> **Goal of the exercise**:
Quote every line below exactly and skip any picture.

*** Supplied material ***

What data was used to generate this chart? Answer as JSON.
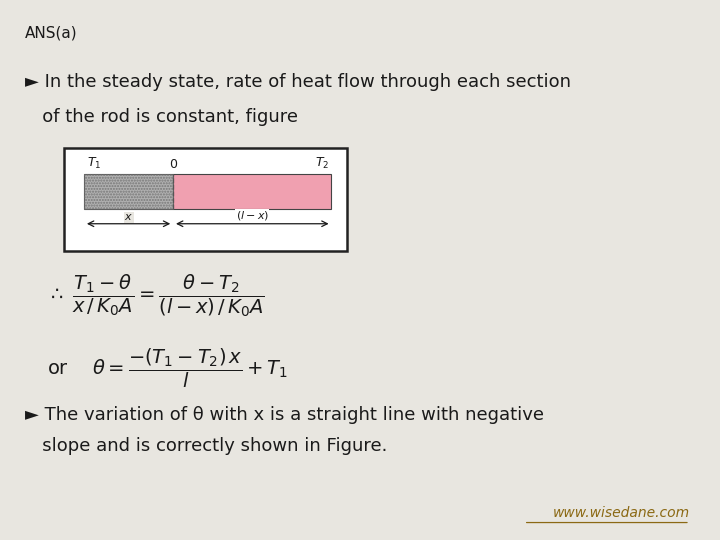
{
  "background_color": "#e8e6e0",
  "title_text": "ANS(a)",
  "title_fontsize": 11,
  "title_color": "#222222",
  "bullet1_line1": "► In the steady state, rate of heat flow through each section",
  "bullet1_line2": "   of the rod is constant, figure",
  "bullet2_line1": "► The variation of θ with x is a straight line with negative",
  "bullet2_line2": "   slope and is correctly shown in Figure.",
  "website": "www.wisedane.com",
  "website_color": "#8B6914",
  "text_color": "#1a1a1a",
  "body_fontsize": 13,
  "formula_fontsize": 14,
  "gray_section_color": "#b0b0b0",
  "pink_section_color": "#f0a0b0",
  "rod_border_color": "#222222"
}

***

> **The output**:
What data was used to generate this chart? Answer as JSON.
{
  "background_color": "#e8e6e0",
  "title_text": "ANS(a)",
  "title_fontsize": 11,
  "title_color": "#222222",
  "bullet1_line1": "► In the steady state, rate of heat flow through each section",
  "bullet1_line2": "   of the rod is constant, figure",
  "bullet2_line1": "► The variation of θ with x is a straight line with negative",
  "bullet2_line2": "   slope and is correctly shown in Figure.",
  "website": "www.wisedane.com",
  "website_color": "#8B6914",
  "text_color": "#1a1a1a",
  "body_fontsize": 13,
  "formula_fontsize": 14,
  "gray_section_color": "#b0b0b0",
  "pink_section_color": "#f0a0b0",
  "rod_border_color": "#222222"
}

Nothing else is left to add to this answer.